[GOAL]
In the data below, find the line containing "Type out the text in this image."; reproduce that line and all subsequent lines exactly, and nothing else.

-- Start of PROVIDED RECORDS --

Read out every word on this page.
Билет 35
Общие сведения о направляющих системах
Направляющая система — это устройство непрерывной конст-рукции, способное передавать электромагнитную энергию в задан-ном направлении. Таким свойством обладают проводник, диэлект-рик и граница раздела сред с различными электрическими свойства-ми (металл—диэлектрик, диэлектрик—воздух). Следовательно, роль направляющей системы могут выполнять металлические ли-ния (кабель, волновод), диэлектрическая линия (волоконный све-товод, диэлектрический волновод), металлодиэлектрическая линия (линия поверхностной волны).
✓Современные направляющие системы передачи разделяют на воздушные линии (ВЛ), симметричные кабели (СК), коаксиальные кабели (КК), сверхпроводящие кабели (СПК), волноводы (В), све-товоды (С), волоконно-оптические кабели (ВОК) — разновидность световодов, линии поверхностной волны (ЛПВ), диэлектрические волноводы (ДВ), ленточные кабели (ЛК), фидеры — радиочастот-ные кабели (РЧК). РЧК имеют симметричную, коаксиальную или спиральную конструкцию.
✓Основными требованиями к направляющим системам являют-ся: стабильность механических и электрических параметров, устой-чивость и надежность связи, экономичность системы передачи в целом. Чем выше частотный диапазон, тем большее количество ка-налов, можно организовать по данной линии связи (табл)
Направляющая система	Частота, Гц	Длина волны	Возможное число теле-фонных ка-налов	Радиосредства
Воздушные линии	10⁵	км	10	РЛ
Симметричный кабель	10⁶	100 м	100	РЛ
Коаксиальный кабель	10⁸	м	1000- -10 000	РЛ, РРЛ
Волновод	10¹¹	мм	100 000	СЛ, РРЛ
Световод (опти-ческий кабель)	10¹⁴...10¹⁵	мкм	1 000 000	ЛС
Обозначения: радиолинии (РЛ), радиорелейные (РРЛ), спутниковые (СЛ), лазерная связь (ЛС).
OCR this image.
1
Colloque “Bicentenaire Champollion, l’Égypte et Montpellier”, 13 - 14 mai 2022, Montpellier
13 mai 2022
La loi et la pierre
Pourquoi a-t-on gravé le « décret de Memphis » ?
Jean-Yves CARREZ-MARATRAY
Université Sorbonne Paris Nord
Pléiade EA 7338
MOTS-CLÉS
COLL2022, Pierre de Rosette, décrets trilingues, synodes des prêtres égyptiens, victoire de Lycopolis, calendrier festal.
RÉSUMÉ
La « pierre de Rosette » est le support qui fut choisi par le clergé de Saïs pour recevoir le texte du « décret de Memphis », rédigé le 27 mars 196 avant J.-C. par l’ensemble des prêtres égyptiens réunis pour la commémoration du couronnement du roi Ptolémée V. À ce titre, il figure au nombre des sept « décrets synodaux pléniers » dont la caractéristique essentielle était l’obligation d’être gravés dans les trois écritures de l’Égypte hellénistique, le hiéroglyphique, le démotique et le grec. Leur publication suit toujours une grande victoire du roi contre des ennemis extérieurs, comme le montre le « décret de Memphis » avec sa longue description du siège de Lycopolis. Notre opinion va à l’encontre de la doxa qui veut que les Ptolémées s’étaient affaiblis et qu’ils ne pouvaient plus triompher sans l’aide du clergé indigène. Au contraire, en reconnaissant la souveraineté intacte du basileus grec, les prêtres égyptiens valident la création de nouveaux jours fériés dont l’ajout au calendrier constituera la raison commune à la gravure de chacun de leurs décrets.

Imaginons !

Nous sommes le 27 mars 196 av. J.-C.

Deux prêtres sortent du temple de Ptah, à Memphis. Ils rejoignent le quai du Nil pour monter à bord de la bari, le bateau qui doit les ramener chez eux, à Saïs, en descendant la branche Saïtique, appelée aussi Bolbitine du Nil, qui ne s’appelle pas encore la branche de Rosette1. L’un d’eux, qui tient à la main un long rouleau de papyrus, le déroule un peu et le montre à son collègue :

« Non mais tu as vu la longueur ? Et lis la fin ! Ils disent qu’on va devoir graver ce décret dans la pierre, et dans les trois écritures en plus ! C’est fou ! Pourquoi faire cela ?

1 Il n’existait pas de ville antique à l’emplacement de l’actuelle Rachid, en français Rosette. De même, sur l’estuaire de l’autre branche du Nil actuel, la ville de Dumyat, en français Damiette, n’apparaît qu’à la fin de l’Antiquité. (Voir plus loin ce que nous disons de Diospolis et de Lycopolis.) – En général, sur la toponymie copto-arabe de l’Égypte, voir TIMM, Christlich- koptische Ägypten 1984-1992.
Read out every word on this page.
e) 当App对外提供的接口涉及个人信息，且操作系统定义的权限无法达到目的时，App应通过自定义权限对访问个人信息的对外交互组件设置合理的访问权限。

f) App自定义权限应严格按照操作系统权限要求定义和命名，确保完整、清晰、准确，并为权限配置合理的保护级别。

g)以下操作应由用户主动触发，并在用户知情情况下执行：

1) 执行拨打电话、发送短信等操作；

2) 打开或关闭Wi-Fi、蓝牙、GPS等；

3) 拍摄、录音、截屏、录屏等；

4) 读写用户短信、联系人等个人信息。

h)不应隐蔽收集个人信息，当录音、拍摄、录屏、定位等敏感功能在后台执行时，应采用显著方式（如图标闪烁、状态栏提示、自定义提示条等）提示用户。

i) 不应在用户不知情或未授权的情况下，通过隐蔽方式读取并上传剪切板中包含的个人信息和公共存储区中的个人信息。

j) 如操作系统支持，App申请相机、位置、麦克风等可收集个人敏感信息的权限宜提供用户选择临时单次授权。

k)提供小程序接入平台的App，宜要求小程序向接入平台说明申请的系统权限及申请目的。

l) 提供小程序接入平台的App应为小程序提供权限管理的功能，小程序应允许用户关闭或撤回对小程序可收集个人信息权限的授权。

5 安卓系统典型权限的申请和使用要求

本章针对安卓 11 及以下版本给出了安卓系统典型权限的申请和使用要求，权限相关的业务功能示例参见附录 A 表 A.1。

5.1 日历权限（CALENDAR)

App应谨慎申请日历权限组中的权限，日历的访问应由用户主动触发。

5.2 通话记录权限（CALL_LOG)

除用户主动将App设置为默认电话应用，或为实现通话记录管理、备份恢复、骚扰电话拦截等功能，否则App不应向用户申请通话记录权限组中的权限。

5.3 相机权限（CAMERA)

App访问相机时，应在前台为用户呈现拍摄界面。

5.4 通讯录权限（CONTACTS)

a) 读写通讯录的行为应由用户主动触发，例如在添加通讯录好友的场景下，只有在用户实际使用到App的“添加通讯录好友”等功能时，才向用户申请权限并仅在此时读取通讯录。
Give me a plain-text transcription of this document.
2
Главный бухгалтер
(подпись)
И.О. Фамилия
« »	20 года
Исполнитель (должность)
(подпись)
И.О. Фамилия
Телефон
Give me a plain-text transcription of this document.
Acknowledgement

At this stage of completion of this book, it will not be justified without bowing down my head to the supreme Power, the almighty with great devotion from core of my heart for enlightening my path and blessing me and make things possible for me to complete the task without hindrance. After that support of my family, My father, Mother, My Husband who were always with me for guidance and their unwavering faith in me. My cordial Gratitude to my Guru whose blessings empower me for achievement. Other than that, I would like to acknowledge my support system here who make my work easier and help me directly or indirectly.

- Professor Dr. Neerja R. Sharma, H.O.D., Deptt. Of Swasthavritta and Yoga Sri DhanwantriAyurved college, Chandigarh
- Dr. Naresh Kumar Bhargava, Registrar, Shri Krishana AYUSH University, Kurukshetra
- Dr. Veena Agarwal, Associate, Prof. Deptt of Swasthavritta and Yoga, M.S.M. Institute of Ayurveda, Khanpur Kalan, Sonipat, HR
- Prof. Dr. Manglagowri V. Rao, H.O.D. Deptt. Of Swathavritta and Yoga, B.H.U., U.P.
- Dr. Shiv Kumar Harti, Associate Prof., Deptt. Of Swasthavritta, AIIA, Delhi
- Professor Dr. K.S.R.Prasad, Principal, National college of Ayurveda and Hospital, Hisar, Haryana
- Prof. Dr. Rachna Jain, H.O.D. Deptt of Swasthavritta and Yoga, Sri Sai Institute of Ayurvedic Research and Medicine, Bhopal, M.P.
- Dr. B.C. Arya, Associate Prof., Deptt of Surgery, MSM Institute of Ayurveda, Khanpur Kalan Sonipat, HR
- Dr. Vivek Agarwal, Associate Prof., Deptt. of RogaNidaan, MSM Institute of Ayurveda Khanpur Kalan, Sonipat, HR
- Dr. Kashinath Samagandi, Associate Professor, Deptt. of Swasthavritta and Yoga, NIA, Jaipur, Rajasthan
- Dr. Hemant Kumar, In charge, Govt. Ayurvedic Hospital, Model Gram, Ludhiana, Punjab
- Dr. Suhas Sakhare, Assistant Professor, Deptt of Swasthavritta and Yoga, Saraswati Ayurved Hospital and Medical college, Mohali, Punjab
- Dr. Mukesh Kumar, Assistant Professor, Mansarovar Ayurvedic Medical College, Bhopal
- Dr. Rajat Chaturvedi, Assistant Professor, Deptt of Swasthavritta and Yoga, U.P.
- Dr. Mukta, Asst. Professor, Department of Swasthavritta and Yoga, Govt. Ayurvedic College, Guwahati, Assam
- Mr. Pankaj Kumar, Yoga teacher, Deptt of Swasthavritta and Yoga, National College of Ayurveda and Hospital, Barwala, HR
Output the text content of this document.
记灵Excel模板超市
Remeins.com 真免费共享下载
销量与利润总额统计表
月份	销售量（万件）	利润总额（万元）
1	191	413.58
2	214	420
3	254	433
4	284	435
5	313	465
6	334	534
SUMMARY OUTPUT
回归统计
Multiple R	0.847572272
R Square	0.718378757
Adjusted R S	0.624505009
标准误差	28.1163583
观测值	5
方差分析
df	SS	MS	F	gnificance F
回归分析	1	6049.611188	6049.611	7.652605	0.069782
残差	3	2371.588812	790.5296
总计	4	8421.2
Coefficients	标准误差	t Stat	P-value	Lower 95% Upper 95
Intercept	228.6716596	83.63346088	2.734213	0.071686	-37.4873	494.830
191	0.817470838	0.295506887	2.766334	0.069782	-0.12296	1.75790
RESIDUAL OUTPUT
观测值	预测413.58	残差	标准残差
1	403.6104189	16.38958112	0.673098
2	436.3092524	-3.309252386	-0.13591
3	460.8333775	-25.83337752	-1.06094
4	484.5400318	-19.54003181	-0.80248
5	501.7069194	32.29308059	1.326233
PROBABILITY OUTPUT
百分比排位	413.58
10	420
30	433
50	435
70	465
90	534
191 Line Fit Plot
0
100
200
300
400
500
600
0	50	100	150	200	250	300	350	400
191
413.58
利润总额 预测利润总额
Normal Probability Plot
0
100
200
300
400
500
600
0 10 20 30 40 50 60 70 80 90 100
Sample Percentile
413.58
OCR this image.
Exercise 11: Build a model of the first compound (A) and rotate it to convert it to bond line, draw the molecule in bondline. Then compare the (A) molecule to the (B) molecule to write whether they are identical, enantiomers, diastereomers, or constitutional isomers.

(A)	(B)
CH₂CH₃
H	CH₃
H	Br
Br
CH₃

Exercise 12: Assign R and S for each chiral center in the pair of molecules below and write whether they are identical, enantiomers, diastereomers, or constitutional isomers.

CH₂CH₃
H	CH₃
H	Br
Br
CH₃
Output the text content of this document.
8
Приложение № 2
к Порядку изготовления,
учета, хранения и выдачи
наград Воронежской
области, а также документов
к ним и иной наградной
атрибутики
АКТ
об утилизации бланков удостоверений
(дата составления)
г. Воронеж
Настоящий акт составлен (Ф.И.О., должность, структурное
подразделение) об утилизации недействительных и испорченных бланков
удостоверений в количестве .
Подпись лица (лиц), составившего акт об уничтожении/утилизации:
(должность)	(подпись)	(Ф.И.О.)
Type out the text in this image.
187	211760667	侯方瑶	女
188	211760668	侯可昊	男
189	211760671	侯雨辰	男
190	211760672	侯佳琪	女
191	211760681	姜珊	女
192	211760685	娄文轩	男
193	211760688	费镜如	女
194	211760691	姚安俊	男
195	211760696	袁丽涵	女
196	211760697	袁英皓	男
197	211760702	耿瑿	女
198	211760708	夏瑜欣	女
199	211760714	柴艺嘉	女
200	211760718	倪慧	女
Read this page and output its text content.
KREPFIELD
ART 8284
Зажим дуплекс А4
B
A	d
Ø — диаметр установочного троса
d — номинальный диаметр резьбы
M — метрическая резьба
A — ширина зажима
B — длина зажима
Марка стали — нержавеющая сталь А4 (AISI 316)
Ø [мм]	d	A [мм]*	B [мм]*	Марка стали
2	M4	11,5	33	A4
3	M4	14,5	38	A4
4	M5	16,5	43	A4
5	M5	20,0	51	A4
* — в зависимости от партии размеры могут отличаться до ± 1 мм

-- End of PROVIDED RECORDS --

[EXERCISE SOLUTION]
Type out the text in this image.
187	211760667	侯方瑶	女
188	211760668	侯可昊	男
189	211760671	侯雨辰	男
190	211760672	侯佳琪	女
191	211760681	姜珊	女
192	211760685	娄文轩	男
193	211760688	费镜如	女
194	211760691	姚安俊	男
195	211760696	袁丽涵	女
196	211760697	袁英皓	男
197	211760702	耿瑿	女
198	211760708	夏瑜欣	女
199	211760714	柴艺嘉	女
200	211760718	倪慧	女
Read this page and output its text content.
KREPFIELD
ART 8284
Зажим дуплекс А4
B
A	d
Ø — диаметр установочного троса
d — номинальный диаметр резьбы
M — метрическая резьба
A — ширина зажима
B — длина зажима
Марка стали — нержавеющая сталь А4 (AISI 316)
Ø [мм]	d	A [мм]*	B [мм]*	Марка стали
2	M4	11,5	33	A4
3	M4	14,5	38	A4
4	M5	16,5	43	A4
5	M5	20,0	51	A4
* — в зависимости от партии размеры могут отличаться до ± 1 мм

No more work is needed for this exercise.